* [TASKS AND EXERCISES]:
A) Shorten the paragraph of the excerpt on the Silent Protagonist Contest that begins "The Silent Protagonist Contest was announced" into a bulleted list that keeps its main facts.
B) Translate this sentence from the excerpt on the Silent Protagonist Contest into Spanish: "The winner was decided in an unusual way - the entrants themselves voted."

* [EXCERPT PROVIDED]:
=-=-=

There's no time like the present. As of right now, there are four D-Mods out this year, which is neat when you consider that it's still January. Sigh... okay, fine, FIVE D-Mods. What's that? Six? Goddamn it. You know what, I'm calling it here. No more D-Mods will be accepted. Otherwise Skorn or anybody can just keep putting out crappy D-Mods just to make me write about them. Too bad this means I'll have to end on the likes of "Dink and the Chins," whatever that's about.

--The Silent Protagonist Contest--

The Silent Protagonist Contest was announced on October 6th, 2014. It was the first contest to be announced by redink1 since 2006's Failure Contest. Entries were required to have a protagonist who never speaks outside of the intro and ending. Workarounds like showing their thoughts or having a voice in their head were also disallowed. The idea was to have a game with a true silent protagonist like an oldschool RPG. Entries were also limited to no more than 60 screens. The announcement said that "[t]he spirit of the contest would be to create a standard Dink-style D-Mod," but only one of the entries ended up being that type of D-Mod.

Three entries were received by the original deadline of January 4th, 2015, so the deadline wasn't extended at all. How about that? The winner was decided in an unusual way - the entrants themselves voted. Since we couldn't vote for our own entries, there were only two possible arrangements of votes - a three-way tie, or 2-1-0. The latter case occurred. Let's start with the one that got 0 votes.

350: Dinkgon Warrior Authors: Tim Maurer, MsDink Release Date: January 5, 2015
"We were hoping you could take care of it so that the real hero doesn't have to bother."

By this point, I had made a silent decision that I wouldn't make any more D-Mods. The last idea I'd really been into was a complete and utter disaster when I announced it, so I ended up shelving the work I'd done on it for good. But when Dan announced the contest, I thought, Hell, I had to do something. If the second contest in a row failed to happen, I didn't want it to be because I couldn't be bothered to make anything for it.

I couldn't come up with any new ideas, so I went back to the list I'd made when I was brainstorming before I started "Malachi the Jerk" and found my old idea to remake the 1989 NES RPG Dragon Warrior (Dragon Quest in Japan; newer releases go by that name outside of Japan as well). I hadn't originally intended for Dink to be silent when I came up with that idea - instead, I was going to have him crack wise about the setting and the RPG tropes - but having him stay silent seemed to make a lot of sense. It made it truer to the original.

I talked to MsDink about doing the map work. At first she agreed to do all of the map work, but she ended up having a whole lot of stuff happen in real life, and her role became more like Leprochaun's in "Malachi the Jerk," with the addition of making some new graphics as well. Actually, with everything she had going on, I'm impressed that she managed to help me out on this project at all. I've been very fortunate to have two of the community's best mappers clean up my mapping messes. My initial map for "Dinkgon Warrior" was a submarine wreck. I had become too lazy even to map as well as I did in my initial version of "Malachi the Jerk," which is saying a lot. Here are some comparison screenshots (original on top, final on bottom):



The title screen. MsDink said early on that she'd make it, but I had one ready juuuust in case. Not that I didn't think she'd make one, but you never know.

=-=-=

* [EXTRACTED DATA]:
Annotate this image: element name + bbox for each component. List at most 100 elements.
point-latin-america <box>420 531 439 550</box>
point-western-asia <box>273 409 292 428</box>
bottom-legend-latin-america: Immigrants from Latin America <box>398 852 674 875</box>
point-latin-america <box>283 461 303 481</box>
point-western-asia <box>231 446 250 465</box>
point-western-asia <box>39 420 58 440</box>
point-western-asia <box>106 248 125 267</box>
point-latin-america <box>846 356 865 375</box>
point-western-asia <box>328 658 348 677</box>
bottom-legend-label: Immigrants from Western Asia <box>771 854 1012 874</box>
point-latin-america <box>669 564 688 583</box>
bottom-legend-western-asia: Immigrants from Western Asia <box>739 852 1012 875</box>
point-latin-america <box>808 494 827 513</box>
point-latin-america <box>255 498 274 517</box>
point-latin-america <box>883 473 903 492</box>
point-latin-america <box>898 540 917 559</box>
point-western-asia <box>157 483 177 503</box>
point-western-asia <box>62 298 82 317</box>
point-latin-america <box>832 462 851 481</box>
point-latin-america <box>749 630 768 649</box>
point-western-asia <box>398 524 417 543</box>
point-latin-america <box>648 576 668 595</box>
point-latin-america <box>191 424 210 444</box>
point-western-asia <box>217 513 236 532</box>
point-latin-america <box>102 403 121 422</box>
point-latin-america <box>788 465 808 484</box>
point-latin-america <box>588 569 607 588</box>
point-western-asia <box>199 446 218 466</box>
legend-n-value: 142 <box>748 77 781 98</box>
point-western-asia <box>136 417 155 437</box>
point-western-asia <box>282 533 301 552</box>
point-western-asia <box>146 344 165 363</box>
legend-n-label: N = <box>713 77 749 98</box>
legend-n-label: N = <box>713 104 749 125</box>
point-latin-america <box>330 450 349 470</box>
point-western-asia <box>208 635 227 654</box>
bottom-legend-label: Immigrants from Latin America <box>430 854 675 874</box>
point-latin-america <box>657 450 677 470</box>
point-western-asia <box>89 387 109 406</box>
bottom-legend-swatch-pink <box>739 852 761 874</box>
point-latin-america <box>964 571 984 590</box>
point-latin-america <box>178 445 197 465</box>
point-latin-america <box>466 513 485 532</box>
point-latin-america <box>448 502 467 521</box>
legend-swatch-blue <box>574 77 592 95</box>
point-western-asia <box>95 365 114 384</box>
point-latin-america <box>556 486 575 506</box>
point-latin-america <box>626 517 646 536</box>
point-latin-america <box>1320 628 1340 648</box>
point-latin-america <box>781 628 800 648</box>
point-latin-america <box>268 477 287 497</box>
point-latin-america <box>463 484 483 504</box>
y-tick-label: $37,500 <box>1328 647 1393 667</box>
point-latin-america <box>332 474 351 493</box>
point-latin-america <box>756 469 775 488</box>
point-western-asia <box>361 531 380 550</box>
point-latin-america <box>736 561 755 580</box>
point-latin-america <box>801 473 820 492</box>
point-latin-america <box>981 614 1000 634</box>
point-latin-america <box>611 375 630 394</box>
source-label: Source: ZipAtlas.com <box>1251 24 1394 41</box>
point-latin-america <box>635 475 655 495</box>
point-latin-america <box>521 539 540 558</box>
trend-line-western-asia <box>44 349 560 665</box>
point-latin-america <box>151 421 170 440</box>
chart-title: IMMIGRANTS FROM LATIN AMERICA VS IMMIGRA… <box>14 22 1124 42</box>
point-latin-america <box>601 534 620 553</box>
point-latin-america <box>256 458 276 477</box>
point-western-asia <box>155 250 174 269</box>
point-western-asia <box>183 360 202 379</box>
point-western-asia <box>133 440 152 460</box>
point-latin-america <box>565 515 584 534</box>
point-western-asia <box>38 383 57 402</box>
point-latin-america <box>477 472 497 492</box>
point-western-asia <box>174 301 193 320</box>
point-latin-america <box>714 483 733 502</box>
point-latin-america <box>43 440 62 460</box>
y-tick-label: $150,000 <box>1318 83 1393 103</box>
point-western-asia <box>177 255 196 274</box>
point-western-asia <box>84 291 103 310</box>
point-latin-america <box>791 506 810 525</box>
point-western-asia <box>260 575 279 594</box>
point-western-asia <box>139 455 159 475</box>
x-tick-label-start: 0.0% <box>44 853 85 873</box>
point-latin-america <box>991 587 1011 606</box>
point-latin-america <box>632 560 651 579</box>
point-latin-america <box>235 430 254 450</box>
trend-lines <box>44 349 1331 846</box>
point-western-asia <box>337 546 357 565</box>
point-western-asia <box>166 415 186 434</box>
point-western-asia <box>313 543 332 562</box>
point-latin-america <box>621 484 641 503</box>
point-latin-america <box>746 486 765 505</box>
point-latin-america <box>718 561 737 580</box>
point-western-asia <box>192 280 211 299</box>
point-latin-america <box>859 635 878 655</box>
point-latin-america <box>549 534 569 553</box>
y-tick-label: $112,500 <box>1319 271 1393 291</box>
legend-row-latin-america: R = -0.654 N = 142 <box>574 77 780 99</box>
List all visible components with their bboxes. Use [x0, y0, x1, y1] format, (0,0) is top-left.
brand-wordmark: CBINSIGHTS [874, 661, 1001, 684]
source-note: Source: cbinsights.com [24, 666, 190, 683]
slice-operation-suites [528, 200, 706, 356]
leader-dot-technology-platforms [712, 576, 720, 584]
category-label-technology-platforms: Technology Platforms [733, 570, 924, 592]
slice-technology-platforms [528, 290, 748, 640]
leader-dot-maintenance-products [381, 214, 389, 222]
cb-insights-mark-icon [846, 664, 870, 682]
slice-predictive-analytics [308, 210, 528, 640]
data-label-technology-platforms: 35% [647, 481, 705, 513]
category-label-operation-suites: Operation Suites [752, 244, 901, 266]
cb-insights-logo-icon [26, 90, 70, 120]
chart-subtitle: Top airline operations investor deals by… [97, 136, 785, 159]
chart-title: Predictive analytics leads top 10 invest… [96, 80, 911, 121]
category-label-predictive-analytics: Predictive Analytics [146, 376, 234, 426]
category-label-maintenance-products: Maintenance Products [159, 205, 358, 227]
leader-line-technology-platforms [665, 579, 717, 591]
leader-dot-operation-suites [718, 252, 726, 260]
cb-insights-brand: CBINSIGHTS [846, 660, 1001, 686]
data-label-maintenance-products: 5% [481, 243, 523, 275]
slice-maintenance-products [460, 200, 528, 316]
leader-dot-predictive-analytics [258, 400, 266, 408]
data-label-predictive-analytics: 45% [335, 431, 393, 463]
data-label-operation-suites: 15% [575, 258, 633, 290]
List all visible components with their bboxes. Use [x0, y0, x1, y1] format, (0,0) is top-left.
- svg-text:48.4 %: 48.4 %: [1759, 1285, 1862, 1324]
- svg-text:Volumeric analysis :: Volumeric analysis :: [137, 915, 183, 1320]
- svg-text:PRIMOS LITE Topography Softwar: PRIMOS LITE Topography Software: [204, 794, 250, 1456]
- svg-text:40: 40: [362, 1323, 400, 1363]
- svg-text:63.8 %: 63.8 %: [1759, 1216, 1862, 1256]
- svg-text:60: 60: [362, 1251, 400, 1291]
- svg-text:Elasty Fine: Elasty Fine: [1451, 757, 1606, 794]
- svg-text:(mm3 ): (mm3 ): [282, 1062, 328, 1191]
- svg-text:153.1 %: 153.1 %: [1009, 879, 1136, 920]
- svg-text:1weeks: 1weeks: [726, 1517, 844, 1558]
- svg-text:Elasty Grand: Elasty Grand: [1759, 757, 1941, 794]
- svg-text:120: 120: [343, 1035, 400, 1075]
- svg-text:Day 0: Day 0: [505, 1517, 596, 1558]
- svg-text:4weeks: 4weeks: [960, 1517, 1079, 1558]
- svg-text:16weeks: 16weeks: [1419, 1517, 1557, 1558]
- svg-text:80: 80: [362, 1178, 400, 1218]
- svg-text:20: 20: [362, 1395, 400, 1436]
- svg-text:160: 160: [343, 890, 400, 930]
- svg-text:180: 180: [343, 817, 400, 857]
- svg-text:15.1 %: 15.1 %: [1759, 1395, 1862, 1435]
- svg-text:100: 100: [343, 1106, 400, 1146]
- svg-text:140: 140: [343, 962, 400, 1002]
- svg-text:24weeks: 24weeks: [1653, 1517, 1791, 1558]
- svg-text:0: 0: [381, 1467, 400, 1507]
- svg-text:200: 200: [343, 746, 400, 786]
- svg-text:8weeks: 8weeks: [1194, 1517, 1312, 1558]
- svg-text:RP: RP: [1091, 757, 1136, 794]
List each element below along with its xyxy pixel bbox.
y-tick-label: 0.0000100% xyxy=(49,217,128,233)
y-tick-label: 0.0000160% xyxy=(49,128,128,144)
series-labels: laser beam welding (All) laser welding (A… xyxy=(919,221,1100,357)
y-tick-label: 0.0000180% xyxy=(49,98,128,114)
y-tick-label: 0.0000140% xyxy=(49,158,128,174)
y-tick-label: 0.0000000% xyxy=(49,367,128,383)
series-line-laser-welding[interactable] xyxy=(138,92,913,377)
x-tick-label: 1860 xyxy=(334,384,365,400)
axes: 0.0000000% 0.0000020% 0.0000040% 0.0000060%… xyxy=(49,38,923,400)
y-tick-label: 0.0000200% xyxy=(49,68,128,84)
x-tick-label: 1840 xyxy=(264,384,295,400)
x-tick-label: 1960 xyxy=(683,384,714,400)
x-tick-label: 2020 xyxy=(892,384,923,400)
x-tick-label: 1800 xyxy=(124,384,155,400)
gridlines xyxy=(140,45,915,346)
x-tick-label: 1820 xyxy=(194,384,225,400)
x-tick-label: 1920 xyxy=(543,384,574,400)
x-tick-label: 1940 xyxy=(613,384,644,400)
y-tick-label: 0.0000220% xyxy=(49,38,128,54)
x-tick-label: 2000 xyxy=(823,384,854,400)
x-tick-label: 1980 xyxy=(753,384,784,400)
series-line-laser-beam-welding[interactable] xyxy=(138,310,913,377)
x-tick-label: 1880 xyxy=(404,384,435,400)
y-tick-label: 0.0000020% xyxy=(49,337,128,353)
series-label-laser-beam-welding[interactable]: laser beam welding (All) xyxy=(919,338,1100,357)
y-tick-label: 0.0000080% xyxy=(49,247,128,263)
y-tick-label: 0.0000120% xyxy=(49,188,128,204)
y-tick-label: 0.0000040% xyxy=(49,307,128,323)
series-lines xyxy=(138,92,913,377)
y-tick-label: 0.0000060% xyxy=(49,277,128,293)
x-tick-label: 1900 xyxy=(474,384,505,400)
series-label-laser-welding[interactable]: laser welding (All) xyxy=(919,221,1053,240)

=-=-=

* [RESULTS FOR THE EXERCISE]:
A)
- Announced October 6, 2014, it was the first contest redink1 had announced since the 2006 Failure Contest.
- The protagonist could never speak except in the intro and ending, and shown thoughts or an inner voice weren't allowed either.
- The goal was a truly silent protagonist like in an old-school RPG.
- Entries could have no more than 60 screens.
- The announcement called for a standard Dink-style D-Mod, but only one entry ended up being that kind.

B) El ganador se decidió de una manera inusual: votaron los propios participantes.